## SHORT EXERCISE
Write out the data again in full, exactly as it reads.

## EXCERPTED RECORDS
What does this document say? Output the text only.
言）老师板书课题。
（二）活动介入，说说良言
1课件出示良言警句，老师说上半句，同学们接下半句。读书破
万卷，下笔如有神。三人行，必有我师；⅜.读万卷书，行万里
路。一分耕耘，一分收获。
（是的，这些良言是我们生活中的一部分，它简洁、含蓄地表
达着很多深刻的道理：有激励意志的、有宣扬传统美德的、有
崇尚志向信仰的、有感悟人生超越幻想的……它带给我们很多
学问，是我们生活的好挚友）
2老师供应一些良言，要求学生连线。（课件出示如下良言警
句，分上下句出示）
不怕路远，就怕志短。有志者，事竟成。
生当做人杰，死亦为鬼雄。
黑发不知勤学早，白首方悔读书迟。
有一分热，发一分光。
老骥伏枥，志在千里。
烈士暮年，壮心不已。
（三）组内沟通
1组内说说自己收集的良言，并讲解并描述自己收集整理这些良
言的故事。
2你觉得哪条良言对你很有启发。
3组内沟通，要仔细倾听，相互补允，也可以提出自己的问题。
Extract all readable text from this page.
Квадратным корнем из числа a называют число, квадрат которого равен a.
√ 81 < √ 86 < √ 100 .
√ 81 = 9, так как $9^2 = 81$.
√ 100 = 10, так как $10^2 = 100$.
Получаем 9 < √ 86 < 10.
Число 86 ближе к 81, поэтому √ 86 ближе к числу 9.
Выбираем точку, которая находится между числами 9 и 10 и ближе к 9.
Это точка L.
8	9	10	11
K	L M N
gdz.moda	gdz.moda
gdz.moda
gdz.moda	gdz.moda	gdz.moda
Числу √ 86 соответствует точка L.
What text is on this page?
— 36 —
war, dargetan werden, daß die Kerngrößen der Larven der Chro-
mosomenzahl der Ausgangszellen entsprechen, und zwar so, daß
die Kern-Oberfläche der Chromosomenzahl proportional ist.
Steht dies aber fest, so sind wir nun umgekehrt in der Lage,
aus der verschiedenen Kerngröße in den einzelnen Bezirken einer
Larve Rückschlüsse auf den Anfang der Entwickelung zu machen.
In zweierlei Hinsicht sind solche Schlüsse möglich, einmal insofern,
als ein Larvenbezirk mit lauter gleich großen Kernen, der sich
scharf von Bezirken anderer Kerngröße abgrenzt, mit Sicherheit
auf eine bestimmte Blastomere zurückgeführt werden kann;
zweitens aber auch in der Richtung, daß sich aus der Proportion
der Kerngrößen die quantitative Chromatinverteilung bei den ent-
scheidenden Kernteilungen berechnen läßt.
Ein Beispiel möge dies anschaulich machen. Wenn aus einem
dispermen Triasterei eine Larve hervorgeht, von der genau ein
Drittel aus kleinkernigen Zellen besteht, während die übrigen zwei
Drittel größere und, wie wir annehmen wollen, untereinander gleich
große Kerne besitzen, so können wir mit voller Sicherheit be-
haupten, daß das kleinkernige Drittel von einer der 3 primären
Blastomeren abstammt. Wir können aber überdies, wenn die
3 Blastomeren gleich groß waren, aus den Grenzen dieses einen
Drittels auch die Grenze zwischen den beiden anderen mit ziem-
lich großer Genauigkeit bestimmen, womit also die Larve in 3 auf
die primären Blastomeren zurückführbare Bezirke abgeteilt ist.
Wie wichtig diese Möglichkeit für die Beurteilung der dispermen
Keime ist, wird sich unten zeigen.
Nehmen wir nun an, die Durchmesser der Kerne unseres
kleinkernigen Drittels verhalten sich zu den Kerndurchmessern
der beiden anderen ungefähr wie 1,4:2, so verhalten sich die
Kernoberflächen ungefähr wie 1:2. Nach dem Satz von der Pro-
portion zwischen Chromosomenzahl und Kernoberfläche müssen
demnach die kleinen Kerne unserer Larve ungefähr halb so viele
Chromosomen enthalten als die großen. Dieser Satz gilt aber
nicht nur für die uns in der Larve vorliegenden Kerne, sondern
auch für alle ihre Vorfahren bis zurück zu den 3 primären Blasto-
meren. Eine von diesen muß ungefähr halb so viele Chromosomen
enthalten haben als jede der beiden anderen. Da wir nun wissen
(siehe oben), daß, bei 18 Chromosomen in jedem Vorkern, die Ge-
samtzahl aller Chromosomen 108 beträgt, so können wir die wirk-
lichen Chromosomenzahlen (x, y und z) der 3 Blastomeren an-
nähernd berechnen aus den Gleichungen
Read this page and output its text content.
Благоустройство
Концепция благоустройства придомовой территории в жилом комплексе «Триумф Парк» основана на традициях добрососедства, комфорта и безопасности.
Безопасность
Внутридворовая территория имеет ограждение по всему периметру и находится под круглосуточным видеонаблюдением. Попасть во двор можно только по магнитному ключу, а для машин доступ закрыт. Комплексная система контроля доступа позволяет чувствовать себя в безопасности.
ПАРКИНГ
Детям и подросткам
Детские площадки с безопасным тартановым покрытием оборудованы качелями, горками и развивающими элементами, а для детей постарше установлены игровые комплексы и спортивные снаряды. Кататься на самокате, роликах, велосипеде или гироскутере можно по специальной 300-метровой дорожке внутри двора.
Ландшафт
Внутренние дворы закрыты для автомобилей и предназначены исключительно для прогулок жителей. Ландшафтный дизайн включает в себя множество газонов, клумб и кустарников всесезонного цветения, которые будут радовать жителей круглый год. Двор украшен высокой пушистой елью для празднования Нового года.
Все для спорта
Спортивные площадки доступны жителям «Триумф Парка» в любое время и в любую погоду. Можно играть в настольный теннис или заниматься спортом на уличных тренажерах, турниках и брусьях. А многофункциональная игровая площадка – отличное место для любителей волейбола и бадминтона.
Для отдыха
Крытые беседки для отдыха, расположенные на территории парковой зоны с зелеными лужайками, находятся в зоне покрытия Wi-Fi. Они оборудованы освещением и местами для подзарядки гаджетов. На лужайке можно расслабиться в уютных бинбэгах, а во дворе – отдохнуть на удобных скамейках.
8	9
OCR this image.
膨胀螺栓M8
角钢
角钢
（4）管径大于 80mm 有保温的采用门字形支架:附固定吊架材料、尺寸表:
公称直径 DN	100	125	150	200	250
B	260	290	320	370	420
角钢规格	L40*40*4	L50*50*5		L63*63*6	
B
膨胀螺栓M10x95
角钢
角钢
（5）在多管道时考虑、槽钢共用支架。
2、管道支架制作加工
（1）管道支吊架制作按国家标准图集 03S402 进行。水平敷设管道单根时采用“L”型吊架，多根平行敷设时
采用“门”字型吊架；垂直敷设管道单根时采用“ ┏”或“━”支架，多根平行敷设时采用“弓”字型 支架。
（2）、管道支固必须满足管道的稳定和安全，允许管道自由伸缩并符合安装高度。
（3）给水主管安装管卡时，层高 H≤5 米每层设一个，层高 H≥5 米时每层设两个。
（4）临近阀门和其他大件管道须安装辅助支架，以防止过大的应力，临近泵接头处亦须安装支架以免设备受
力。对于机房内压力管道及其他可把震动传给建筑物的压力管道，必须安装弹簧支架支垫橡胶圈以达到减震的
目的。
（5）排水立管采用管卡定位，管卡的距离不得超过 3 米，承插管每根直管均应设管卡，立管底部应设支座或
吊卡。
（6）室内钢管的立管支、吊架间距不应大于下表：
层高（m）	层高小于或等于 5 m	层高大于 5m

## TASK RESULT
What does this document say? Output the text only.
言）老师板书课题。
（二）活动介入，说说良言
1课件出示良言警句，老师说上半句，同学们接下半句。读书破
万卷，下笔如有神。三人行，必有我师；⅜.读万卷书，行万里
路。一分耕耘，一分收获。
（是的，这些良言是我们生活中的一部分，它简洁、含蓄地表
达着很多深刻的道理：有激励意志的、有宣扬传统美德的、有
崇尚志向信仰的、有感悟人生超越幻想的……它带给我们很多
学问，是我们生活的好挚友）
2老师供应一些良言，要求学生连线。（课件出示如下良言警
句，分上下句出示）
不怕路远，就怕志短。有志者，事竟成。
生当做人杰，死亦为鬼雄。
黑发不知勤学早，白首方悔读书迟。
有一分热，发一分光。
老骥伏枥，志在千里。
烈士暮年，壮心不已。
（三）组内沟通
1组内说说自己收集的良言，并讲解并描述自己收集整理这些良
言的故事。
2你觉得哪条良言对你很有启发。
3组内沟通，要仔细倾听，相互补允，也可以提出自己的问题。
Extract all readable text from this page.
Квадратным корнем из числа a называют число, квадрат которого равен a.
√ 81 < √ 86 < √ 100 .
√ 81 = 9, так как $9^2 = 81$.
√ 100 = 10, так как $10^2 = 100$.
Получаем 9 < √ 86 < 10.
Число 86 ближе к 81, поэтому √ 86 ближе к числу 9.
Выбираем точку, которая находится между числами 9 и 10 и ближе к 9.
Это точка L.
8	9	10	11
K	L M N
gdz.moda	gdz.moda
gdz.moda
gdz.moda	gdz.moda	gdz.moda
Числу √ 86 соответствует точка L.
What text is on this page?
— 36 —
war, dargetan werden, daß die Kerngrößen der Larven der Chro-
mosomenzahl der Ausgangszellen entsprechen, und zwar so, daß
die Kern-Oberfläche der Chromosomenzahl proportional ist.
Steht dies aber fest, so sind wir nun umgekehrt in der Lage,
aus der verschiedenen Kerngröße in den einzelnen Bezirken einer
Larve Rückschlüsse auf den Anfang der Entwickelung zu machen.
In zweierlei Hinsicht sind solche Schlüsse möglich, einmal insofern,
als ein Larvenbezirk mit lauter gleich großen Kernen, der sich
scharf von Bezirken anderer Kerngröße abgrenzt, mit Sicherheit
auf eine bestimmte Blastomere zurückgeführt werden kann;
zweitens aber auch in der Richtung, daß sich aus der Proportion
der Kerngrößen die quantitative Chromatinverteilung bei den ent-
scheidenden Kernteilungen berechnen läßt.
Ein Beispiel möge dies anschaulich machen. Wenn aus einem
dispermen Triasterei eine Larve hervorgeht, von der genau ein
Drittel aus kleinkernigen Zellen besteht, während die übrigen zwei
Drittel größere und, wie wir annehmen wollen, untereinander gleich
große Kerne besitzen, so können wir mit voller Sicherheit be-
haupten, daß das kleinkernige Drittel von einer der 3 primären
Blastomeren abstammt. Wir können aber überdies, wenn die
3 Blastomeren gleich groß waren, aus den Grenzen dieses einen
Drittels auch die Grenze zwischen den beiden anderen mit ziem-
lich großer Genauigkeit bestimmen, womit also die Larve in 3 auf
die primären Blastomeren zurückführbare Bezirke abgeteilt ist.
Wie wichtig diese Möglichkeit für die Beurteilung der dispermen
Keime ist, wird sich unten zeigen.
Nehmen wir nun an, die Durchmesser der Kerne unseres
kleinkernigen Drittels verhalten sich zu den Kerndurchmessern
der beiden anderen ungefähr wie 1,4:2, so verhalten sich die
Kernoberflächen ungefähr wie 1:2. Nach dem Satz von der Pro-
portion zwischen Chromosomenzahl und Kernoberfläche müssen
demnach die kleinen Kerne unserer Larve ungefähr halb so viele
Chromosomen enthalten als die großen. Dieser Satz gilt aber
nicht nur für die uns in der Larve vorliegenden Kerne, sondern
auch für alle ihre Vorfahren bis zurück zu den 3 primären Blasto-
meren. Eine von diesen muß ungefähr halb so viele Chromosomen
enthalten haben als jede der beiden anderen. Da wir nun wissen
(siehe oben), daß, bei 18 Chromosomen in jedem Vorkern, die Ge-
samtzahl aller Chromosomen 108 beträgt, so können wir die wirk-
lichen Chromosomenzahlen (x, y und z) der 3 Blastomeren an-
nähernd berechnen aus den Gleichungen
Read this page and output its text content.
Благоустройство
Концепция благоустройства придомовой территории в жилом комплексе «Триумф Парк» основана на традициях добрососедства, комфорта и безопасности.
Безопасность
Внутридворовая территория имеет ограждение по всему периметру и находится под круглосуточным видеонаблюдением. Попасть во двор можно только по магнитному ключу, а для машин доступ закрыт. Комплексная система контроля доступа позволяет чувствовать себя в безопасности.
ПАРКИНГ
Детям и подросткам
Детские площадки с безопасным тартановым покрытием оборудованы качелями, горками и развивающими элементами, а для детей постарше установлены игровые комплексы и спортивные снаряды. Кататься на самокате, роликах, велосипеде или гироскутере можно по специальной 300-метровой дорожке внутри двора.
Ландшафт
Внутренние дворы закрыты для автомобилей и предназначены исключительно для прогулок жителей. Ландшафтный дизайн включает в себя множество газонов, клумб и кустарников всесезонного цветения, которые будут радовать жителей круглый год. Двор украшен высокой пушистой елью для празднования Нового года.
Все для спорта
Спортивные площадки доступны жителям «Триумф Парка» в любое время и в любую погоду. Можно играть в настольный теннис или заниматься спортом на уличных тренажерах, турниках и брусьях. А многофункциональная игровая площадка – отличное место для любителей волейбола и бадминтона.
Для отдыха
Крытые беседки для отдыха, расположенные на территории парковой зоны с зелеными лужайками, находятся в зоне покрытия Wi-Fi. Они оборудованы освещением и местами для подзарядки гаджетов. На лужайке можно расслабиться в уютных бинбэгах, а во дворе – отдохнуть на удобных скамейках.
8	9
OCR this image.
膨胀螺栓M8
角钢
角钢
（4）管径大于 80mm 有保温的采用门字形支架:附固定吊架材料、尺寸表:
公称直径 DN	100	125	150	200	250
B	260	290	320	370	420
角钢规格	L40*40*4	L50*50*5		L63*63*6	
B
膨胀螺栓M10x95
角钢
角钢
（5）在多管道时考虑、槽钢共用支架。
2、管道支架制作加工
（1）管道支吊架制作按国家标准图集 03S402 进行。水平敷设管道单根时采用“L”型吊架，多根平行敷设时
采用“门”字型吊架；垂直敷设管道单根时采用“ ┏”或“━”支架，多根平行敷设时采用“弓”字型 支架。
（2）、管道支固必须满足管道的稳定和安全，允许管道自由伸缩并符合安装高度。
（3）给水主管安装管卡时，层高 H≤5 米每层设一个，层高 H≥5 米时每层设两个。
（4）临近阀门和其他大件管道须安装辅助支架，以防止过大的应力，临近泵接头处亦须安装支架以免设备受
力。对于机房内压力管道及其他可把震动传给建筑物的压力管道，必须安装弹簧支架支垫橡胶圈以达到减震的
目的。
（5）排水立管采用管卡定位，管卡的距离不得超过 3 米，承插管每根直管均应设管卡，立管底部应设支座或
吊卡。
（6）室内钢管的立管支、吊架间距不应大于下表：
层高（m）	层高小于或等于 5 m	层高大于 5m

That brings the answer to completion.